▶ _Task goal_
Produce a word-for-word copy of the listing below without its pictures.

◆ ◆ ◆ ◆ ◆

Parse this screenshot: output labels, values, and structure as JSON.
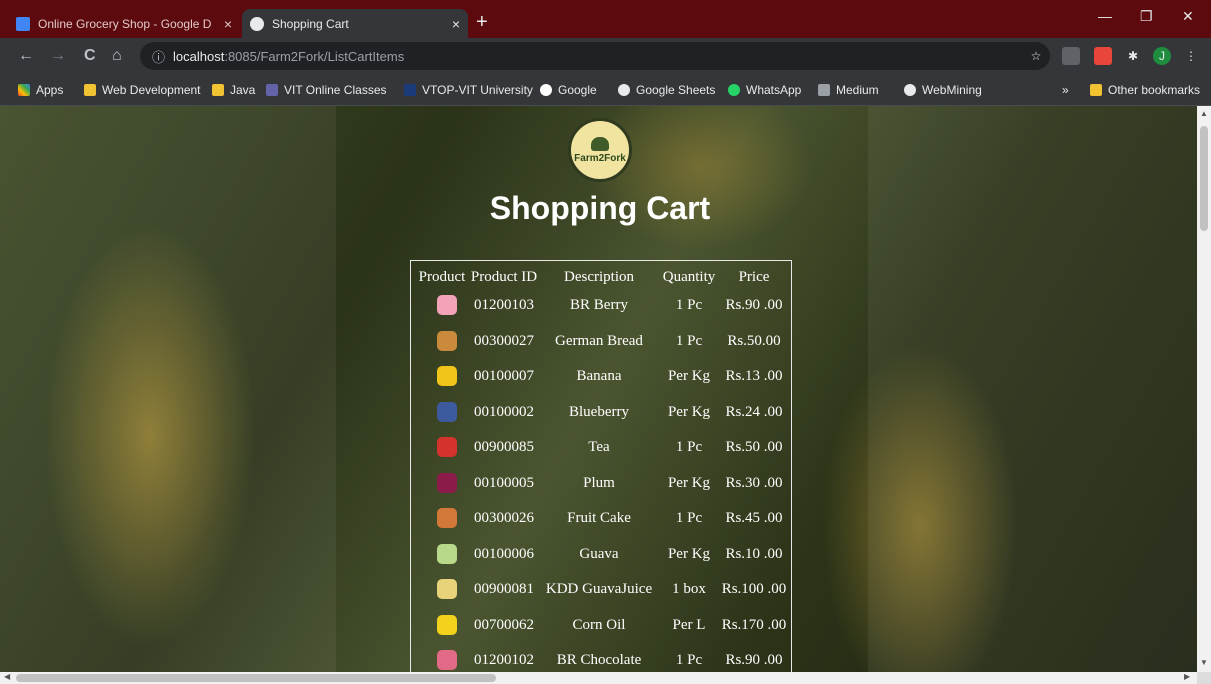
{
  "browser": {
    "tabs": [
      {
        "title": "Online Grocery Shop - Google D",
        "close": "×",
        "icon": "google-docs-icon",
        "active": false
      },
      {
        "title": "Shopping Cart",
        "close": "×",
        "icon": "globe-icon",
        "active": true
      }
    ],
    "new_tab": "+",
    "window_controls": {
      "minimize": "—",
      "restore": "❐",
      "close": "✕"
    },
    "nav": {
      "back": "←",
      "forward": "→",
      "reload": "C",
      "home": "⌂"
    },
    "address": {
      "info": "ⓘ",
      "host": "localhost",
      "path": ":8085/Farm2Fork/ListCartItems"
    },
    "star": "☆",
    "profile_letter": "J",
    "menu": "⋮",
    "bookmarks": [
      {
        "label": "Apps",
        "icon": "apps-grid-icon"
      },
      {
        "label": "Web Development",
        "icon": "folder-icon"
      },
      {
        "label": "Java",
        "icon": "folder-icon"
      },
      {
        "label": "VIT Online Classes",
        "icon": "teams-icon"
      },
      {
        "label": "VTOP-VIT University",
        "icon": "site-icon"
      },
      {
        "label": "Google",
        "icon": "google-icon"
      },
      {
        "label": "Google Sheets",
        "icon": "globe-icon"
      },
      {
        "label": "WhatsApp",
        "icon": "whatsapp-icon"
      },
      {
        "label": "Medium",
        "icon": "medium-icon"
      },
      {
        "label": "WebMining",
        "icon": "globe-icon"
      }
    ],
    "more_bookmarks": "»",
    "other_bookmarks": "Other bookmarks"
  },
  "page": {
    "logo_text": "Farm2Fork",
    "title": "Shopping Cart",
    "columns": [
      "Product",
      "Product ID",
      "Description",
      "Quantity",
      "Price"
    ],
    "items": [
      {
        "id": "01200103",
        "description": "BR Berry",
        "quantity": "1 Pc",
        "price": "Rs.90 .00",
        "thumb_color": "#f2a3b8"
      },
      {
        "id": "00300027",
        "description": "German Bread",
        "quantity": "1 Pc",
        "price": "Rs.50.00",
        "thumb_color": "#c98a3c"
      },
      {
        "id": "00100007",
        "description": "Banana",
        "quantity": "Per Kg",
        "price": "Rs.13 .00",
        "thumb_color": "#f0c419"
      },
      {
        "id": "00100002",
        "description": "Blueberry",
        "quantity": "Per Kg",
        "price": "Rs.24 .00",
        "thumb_color": "#3d5a9e"
      },
      {
        "id": "00900085",
        "description": "Tea",
        "quantity": "1 Pc",
        "price": "Rs.50 .00",
        "thumb_color": "#d4322c"
      },
      {
        "id": "00100005",
        "description": "Plum",
        "quantity": "Per Kg",
        "price": "Rs.30 .00",
        "thumb_color": "#8b1c4a"
      },
      {
        "id": "00300026",
        "description": "Fruit Cake",
        "quantity": "1 Pc",
        "price": "Rs.45 .00",
        "thumb_color": "#d2793a"
      },
      {
        "id": "00100006",
        "description": "Guava",
        "quantity": "Per Kg",
        "price": "Rs.10 .00",
        "thumb_color": "#b9d98a"
      },
      {
        "id": "00900081",
        "description": "KDD GuavaJuice",
        "quantity": "1 box",
        "price": "Rs.100 .00",
        "thumb_color": "#e8d27a"
      },
      {
        "id": "00700062",
        "description": "Corn Oil",
        "quantity": "Per L",
        "price": "Rs.170 .00",
        "thumb_color": "#f2d21a"
      },
      {
        "id": "01200102",
        "description": "BR Chocolate",
        "quantity": "1 Pc",
        "price": "Rs.90 .00",
        "thumb_color": "#e26a86"
      }
    ]
  },
  "colors": {
    "tabbar": "#5c0a0d",
    "toolbar": "#35363a",
    "profile": "#1e8e3e"
  }
}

◆ ◆ ◆ ◆ ◆

▶ _Complete output_
Parse this screenshot: output labels, values, and structure as JSON.
{
  "browser": {
    "tabs": [
      {
        "title": "Online Grocery Shop - Google D",
        "close": "×",
        "icon": "google-docs-icon",
        "active": false
      },
      {
        "title": "Shopping Cart",
        "close": "×",
        "icon": "globe-icon",
        "active": true
      }
    ],
    "new_tab": "+",
    "window_controls": {
      "minimize": "—",
      "restore": "❐",
      "close": "✕"
    },
    "nav": {
      "back": "←",
      "forward": "→",
      "reload": "C",
      "home": "⌂"
    },
    "address": {
      "info": "ⓘ",
      "host": "localhost",
      "path": ":8085/Farm2Fork/ListCartItems"
    },
    "star": "☆",
    "profile_letter": "J",
    "menu": "⋮",
    "bookmarks": [
      {
        "label": "Apps",
        "icon": "apps-grid-icon"
      },
      {
        "label": "Web Development",
        "icon": "folder-icon"
      },
      {
        "label": "Java",
        "icon": "folder-icon"
      },
      {
        "label": "VIT Online Classes",
        "icon": "teams-icon"
      },
      {
        "label": "VTOP-VIT University",
        "icon": "site-icon"
      },
      {
        "label": "Google",
        "icon": "google-icon"
      },
      {
        "label": "Google Sheets",
        "icon": "globe-icon"
      },
      {
        "label": "WhatsApp",
        "icon": "whatsapp-icon"
      },
      {
        "label": "Medium",
        "icon": "medium-icon"
      },
      {
        "label": "WebMining",
        "icon": "globe-icon"
      }
    ],
    "more_bookmarks": "»",
    "other_bookmarks": "Other bookmarks"
  },
  "page": {
    "logo_text": "Farm2Fork",
    "title": "Shopping Cart",
    "columns": [
      "Product",
      "Product ID",
      "Description",
      "Quantity",
      "Price"
    ],
    "items": [
      {
        "id": "01200103",
        "description": "BR Berry",
        "quantity": "1 Pc",
        "price": "Rs.90 .00",
        "thumb_color": "#f2a3b8"
      },
      {
        "id": "00300027",
        "description": "German Bread",
        "quantity": "1 Pc",
        "price": "Rs.50.00",
        "thumb_color": "#c98a3c"
      },
      {
        "id": "00100007",
        "description": "Banana",
        "quantity": "Per Kg",
        "price": "Rs.13 .00",
        "thumb_color": "#f0c419"
      },
      {
        "id": "00100002",
        "description": "Blueberry",
        "quantity": "Per Kg",
        "price": "Rs.24 .00",
        "thumb_color": "#3d5a9e"
      },
      {
        "id": "00900085",
        "description": "Tea",
        "quantity": "1 Pc",
        "price": "Rs.50 .00",
        "thumb_color": "#d4322c"
      },
      {
        "id": "00100005",
        "description": "Plum",
        "quantity": "Per Kg",
        "price": "Rs.30 .00",
        "thumb_color": "#8b1c4a"
      },
      {
        "id": "00300026",
        "description": "Fruit Cake",
        "quantity": "1 Pc",
        "price": "Rs.45 .00",
        "thumb_color": "#d2793a"
      },
      {
        "id": "00100006",
        "description": "Guava",
        "quantity": "Per Kg",
        "price": "Rs.10 .00",
        "thumb_color": "#b9d98a"
      },
      {
        "id": "00900081",
        "description": "KDD GuavaJuice",
        "quantity": "1 box",
        "price": "Rs.100 .00",
        "thumb_color": "#e8d27a"
      },
      {
        "id": "00700062",
        "description": "Corn Oil",
        "quantity": "Per L",
        "price": "Rs.170 .00",
        "thumb_color": "#f2d21a"
      },
      {
        "id": "01200102",
        "description": "BR Chocolate",
        "quantity": "1 Pc",
        "price": "Rs.90 .00",
        "thumb_color": "#e26a86"
      }
    ]
  },
  "colors": {
    "tabbar": "#5c0a0d",
    "toolbar": "#35363a",
    "profile": "#1e8e3e"
  }
}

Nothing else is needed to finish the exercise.